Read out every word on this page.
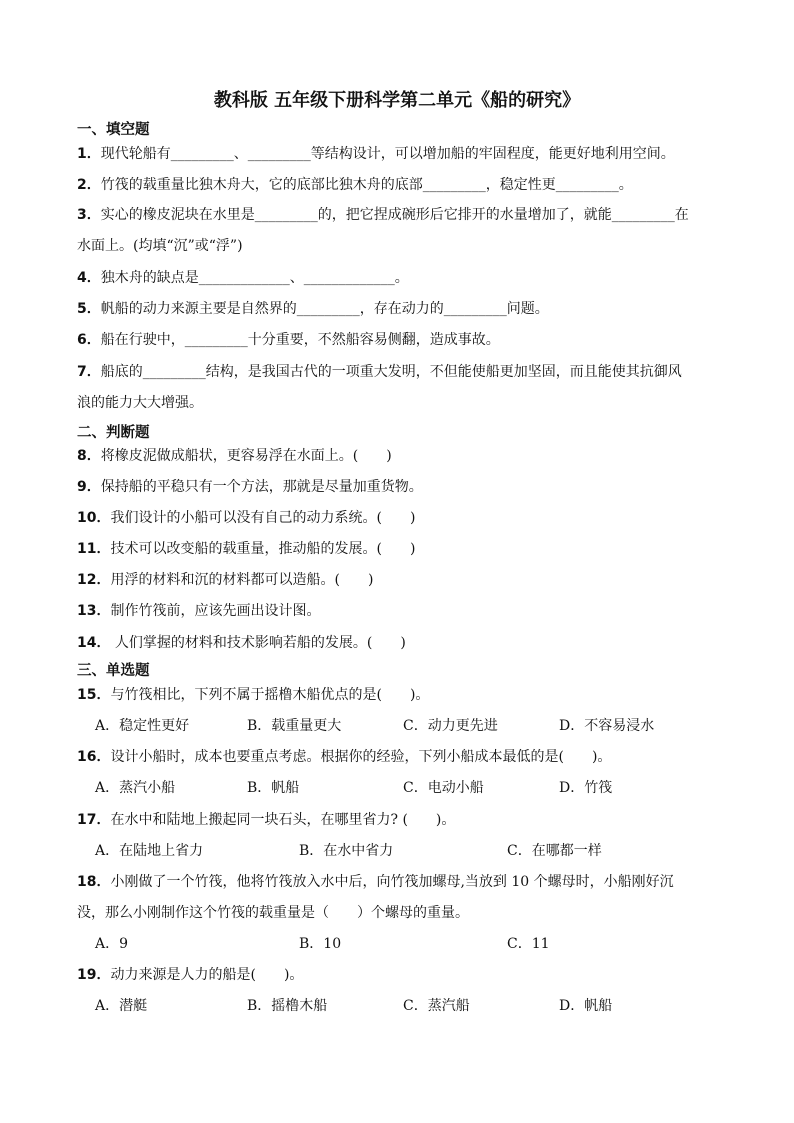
教科版 五年级下册科学第二单元《船的研究》
一、填空题
1．现代轮船有_________、_________等结构设计，可以增加船的牢固程度，能更好地利用空间。
2．竹筏的载重量比独木舟大，它的底部比独木舟的底部_________，稳定性更_________。
3．实心的橡皮泥块在水里是_________的，把它捏成碗形后它排开的水量增加了，就能_________在
水面上。(均填“沉”或“浮”)
4．独木舟的缺点是_____________、_____________。
5．帆船的动力来源主要是自然界的_________，存在动力的_________问题。
6．船在行驶中，_________十分重要，不然船容易侧翻，造成事故。
7．船底的_________结构，是我国古代的一项重大发明，不但能使船更加坚固，而且能使其抗御风
浪的能力大大增强。
二、判断题
8．将橡皮泥做成船状，更容易浮在水面上。(　　)
9．保持船的平稳只有一个方法，那就是尽量加重货物。
10．我们设计的小船可以没有自己的动力系统。(　　)
11．技术可以改变船的载重量，推动船的发展。(　　)
12．用浮的材料和沉的材料都可以造船。(　　)
13．制作竹筏前，应该先画出设计图。
14． 人们掌握的材料和技术影响若船的发展。(　　)
三、单选题
15．与竹筏相比，下列不属于摇橹木船优点的是(　　)。
A．稳定性更好	B．载重量更大	C．动力更先进	D．不容易浸水
16．设计小船时，成本也要重点考虑。根据你的经验，下列小船成本最低的是(　　)。
A．蒸汽小船	B．帆船	C．电动小船	D．竹筏
17．在水中和陆地上搬起同一块石头，在哪里省力? (　　)。
A．在陆地上省力	B．在水中省力	C．在哪都一样
18．小刚做了一个竹筏，他将竹筏放入水中后，向竹筏加螺母,当放到 10 个螺母时，小船刚好沉
没，那么小刚制作这个竹筏的载重量是（　　）个螺母的重量。
A．9	B．10	C．11
19．动力来源是人力的船是(　　)。
A．潜艇	B．摇橹木船	C．蒸汽船	D．帆船
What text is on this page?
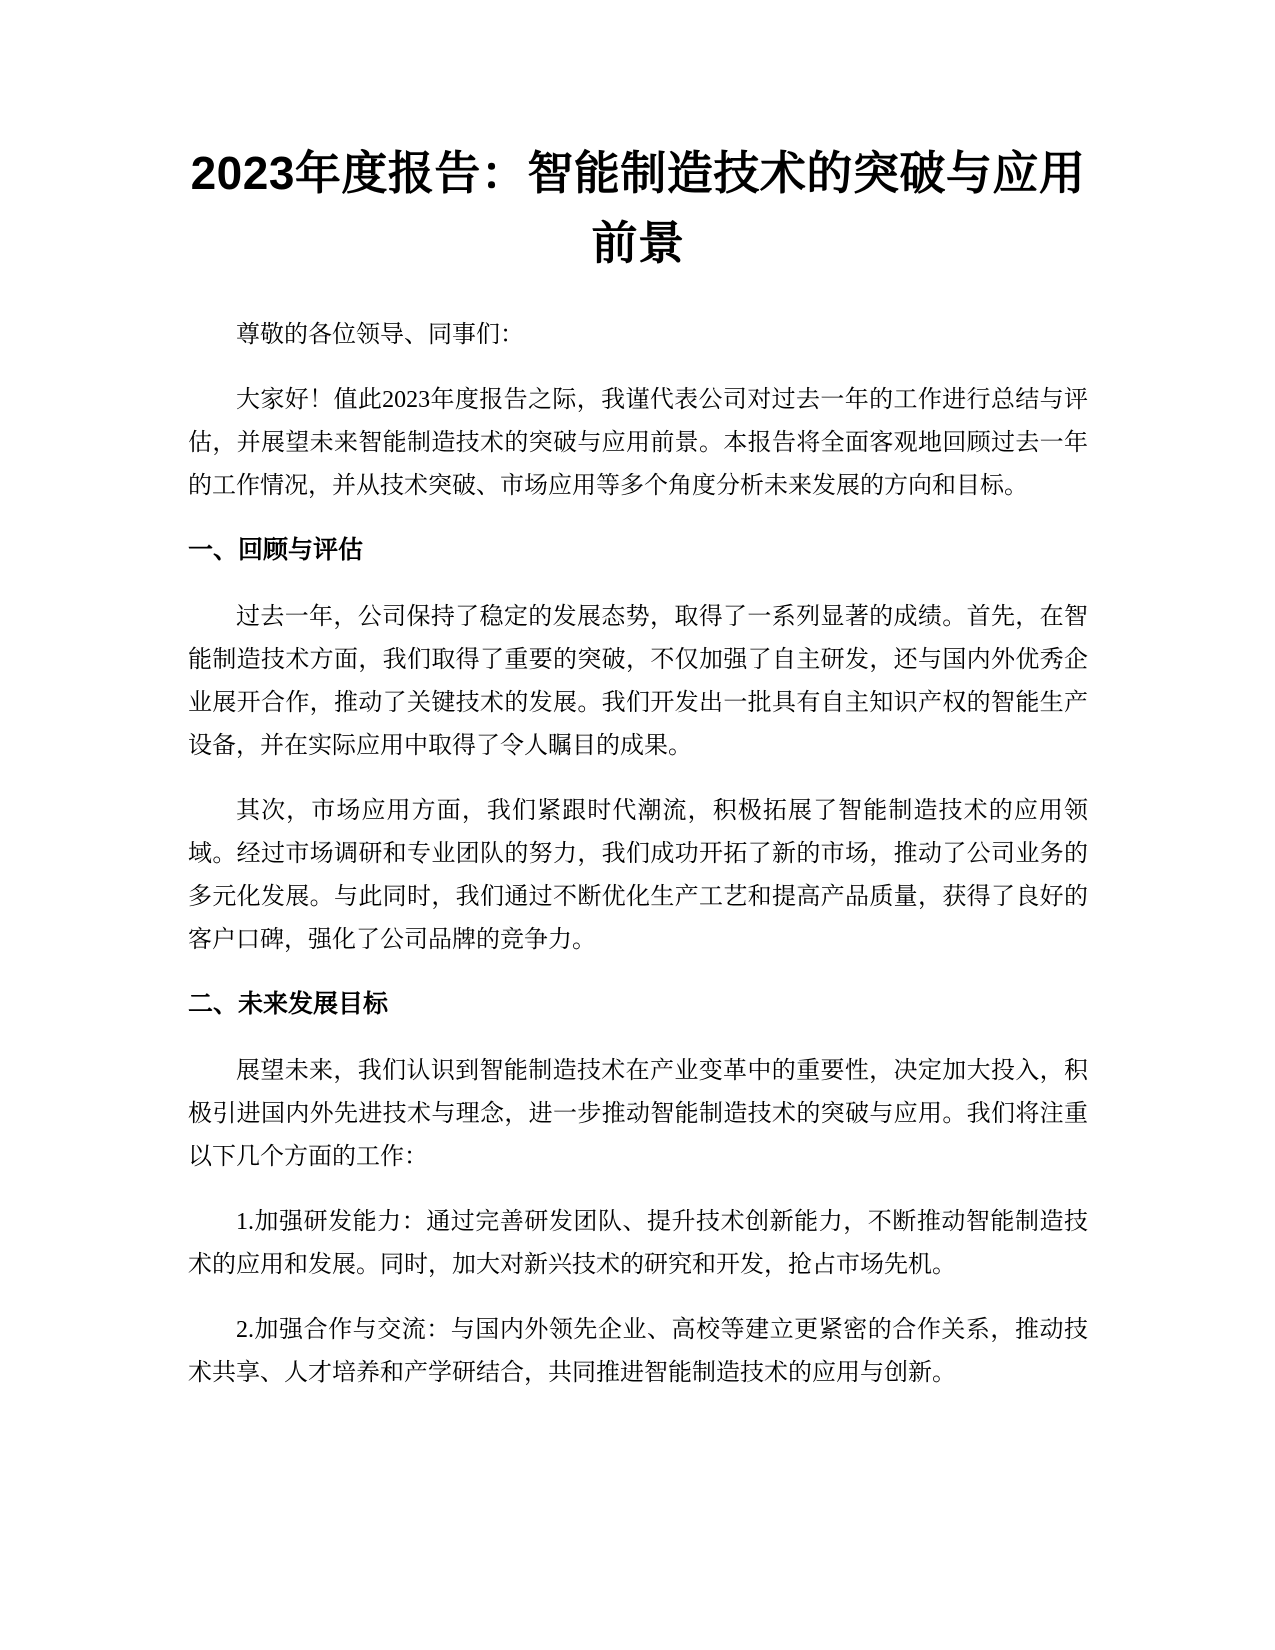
2023年度报告：智能制造技术的突破与应用前景

尊敬的各位领导、同事们：

大家好！值此2023年度报告之际，我谨代表公司对过去一年的工作进行总结与评估，并展望未来智能制造技术的突破与应用前景。本报告将全面客观地回顾过去一年的工作情况，并从技术突破、市场应用等多个角度分析未来发展的方向和目标。

一、回顾与评估

过去一年，公司保持了稳定的发展态势，取得了一系列显著的成绩。首先，在智能制造技术方面，我们取得了重要的突破，不仅加强了自主研发，还与国内外优秀企业展开合作，推动了关键技术的发展。我们开发出一批具有自主知识产权的智能生产设备，并在实际应用中取得了令人瞩目的成果。

其次，市场应用方面，我们紧跟时代潮流，积极拓展了智能制造技术的应用领域。经过市场调研和专业团队的努力，我们成功开拓了新的市场，推动了公司业务的多元化发展。与此同时，我们通过不断优化生产工艺和提高产品质量，获得了良好的客户口碑，强化了公司品牌的竞争力。

二、未来发展目标

展望未来，我们认识到智能制造技术在产业变革中的重要性，决定加大投入，积极引进国内外先进技术与理念，进一步推动智能制造技术的突破与应用。我们将注重以下几个方面的工作：

1.加强研发能力：通过完善研发团队、提升技术创新能力，不断推动智能制造技术的应用和发展。同时，加大对新兴技术的研究和开发，抢占市场先机。

2.加强合作与交流：与国内外领先企业、高校等建立更紧密的合作关系，推动技术共享、人才培养和产学研结合，共同推进智能制造技术的应用与创新。
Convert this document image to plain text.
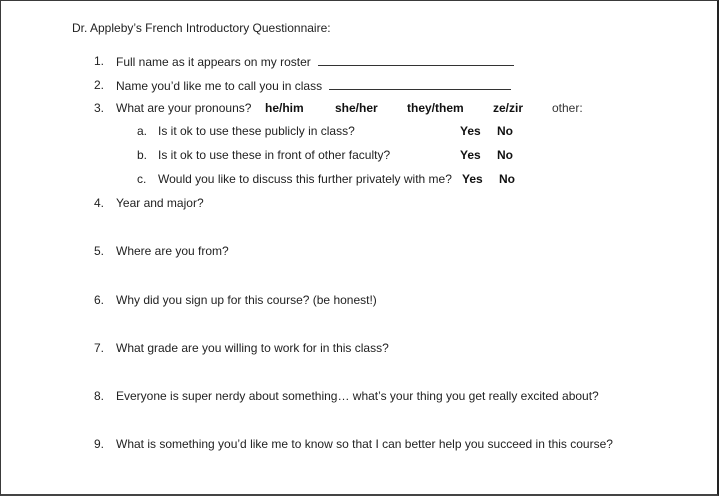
Dr. Appleby’s French Introductory Questionnaire:
1. Full name as it appears on my roster
2. Name you’d like me to call you in class
3. What are your pronouns? he/him	she/her they/them ze/zir other:
a. Is it ok to use these publicly in class?	Yes No
b. Is it ok to use these in front of other faculty?	Yes No
c. Would you like to discuss this further privately with me? Yes No
4. Year and major?
5. Where are you from?
6. Why did you sign up for this course? (be honest!)
7. What grade are you willing to work for in this class?
8. Everyone is super nerdy about something… what’s your thing you get really excited about?
9. What is something you’d like me to know so that I can better help you succeed in this course?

----------

• What to work on: Set down the complete material exactly, but do not include the images.

• Task solution:
Read out every word on this page.
教科版 五年级下册科学第二单元《船的研究》
一、填空题
1．现代轮船有_________、_________等结构设计，可以增加船的牢固程度，能更好地利用空间。
2．竹筏的载重量比独木舟大，它的底部比独木舟的底部_________，稳定性更_________。
3．实心的橡皮泥块在水里是_________的，把它捏成碗形后它排开的水量增加了，就能_________在
水面上。(均填“沉”或“浮”)
4．独木舟的缺点是_____________、_____________。
5．帆船的动力来源主要是自然界的_________，存在动力的_________问题。
6．船在行驶中，_________十分重要，不然船容易侧翻，造成事故。
7．船底的_________结构，是我国古代的一项重大发明，不但能使船更加坚固，而且能使其抗御风
浪的能力大大增强。
二、判断题
8．将橡皮泥做成船状，更容易浮在水面上。(　　)
9．保持船的平稳只有一个方法，那就是尽量加重货物。
10．我们设计的小船可以没有自己的动力系统。(　　)
11．技术可以改变船的载重量，推动船的发展。(　　)
12．用浮的材料和沉的材料都可以造船。(　　)
13．制作竹筏前，应该先画出设计图。
14． 人们掌握的材料和技术影响若船的发展。(　　)
三、单选题
15．与竹筏相比，下列不属于摇橹木船优点的是(　　)。
A．稳定性更好	B．载重量更大	C．动力更先进	D．不容易浸水
16．设计小船时，成本也要重点考虑。根据你的经验，下列小船成本最低的是(　　)。
A．蒸汽小船	B．帆船	C．电动小船	D．竹筏
17．在水中和陆地上搬起同一块石头，在哪里省力? (　　)。
A．在陆地上省力	B．在水中省力	C．在哪都一样
18．小刚做了一个竹筏，他将竹筏放入水中后，向竹筏加螺母,当放到 10 个螺母时，小船刚好沉
没，那么小刚制作这个竹筏的载重量是（　　）个螺母的重量。
A．9	B．10	C．11
19．动力来源是人力的船是(　　)。
A．潜艇	B．摇橹木船	C．蒸汽船	D．帆船
What text is on this page?
2023年度报告：智能制造技术的突破与应用前景

尊敬的各位领导、同事们：

大家好！值此2023年度报告之际，我谨代表公司对过去一年的工作进行总结与评估，并展望未来智能制造技术的突破与应用前景。本报告将全面客观地回顾过去一年的工作情况，并从技术突破、市场应用等多个角度分析未来发展的方向和目标。

一、回顾与评估

过去一年，公司保持了稳定的发展态势，取得了一系列显著的成绩。首先，在智能制造技术方面，我们取得了重要的突破，不仅加强了自主研发，还与国内外优秀企业展开合作，推动了关键技术的发展。我们开发出一批具有自主知识产权的智能生产设备，并在实际应用中取得了令人瞩目的成果。

其次，市场应用方面，我们紧跟时代潮流，积极拓展了智能制造技术的应用领域。经过市场调研和专业团队的努力，我们成功开拓了新的市场，推动了公司业务的多元化发展。与此同时，我们通过不断优化生产工艺和提高产品质量，获得了良好的客户口碑，强化了公司品牌的竞争力。

二、未来发展目标

展望未来，我们认识到智能制造技术在产业变革中的重要性，决定加大投入，积极引进国内外先进技术与理念，进一步推动智能制造技术的突破与应用。我们将注重以下几个方面的工作：

1.加强研发能力：通过完善研发团队、提升技术创新能力，不断推动智能制造技术的应用和发展。同时，加大对新兴技术的研究和开发，抢占市场先机。

2.加强合作与交流：与国内外领先企业、高校等建立更紧密的合作关系，推动技术共享、人才培养和产学研结合，共同推进智能制造技术的应用与创新。
Convert this document image to plain text.
Dr. Appleby’s French Introductory Questionnaire:
1. Full name as it appears on my roster
2. Name you’d like me to call you in class
3. What are your pronouns? he/him	she/her they/them ze/zir other:
a. Is it ok to use these publicly in class?	Yes No
b. Is it ok to use these in front of other faculty?	Yes No
c. Would you like to discuss this further privately with me? Yes No
4. Year and major?
5. Where are you from?
6. Why did you sign up for this course? (be honest!)
7. What grade are you willing to work for in this class?
8. Everyone is super nerdy about something… what’s your thing you get really excited about?
9. What is something you’d like me to know so that I can better help you succeed in this course?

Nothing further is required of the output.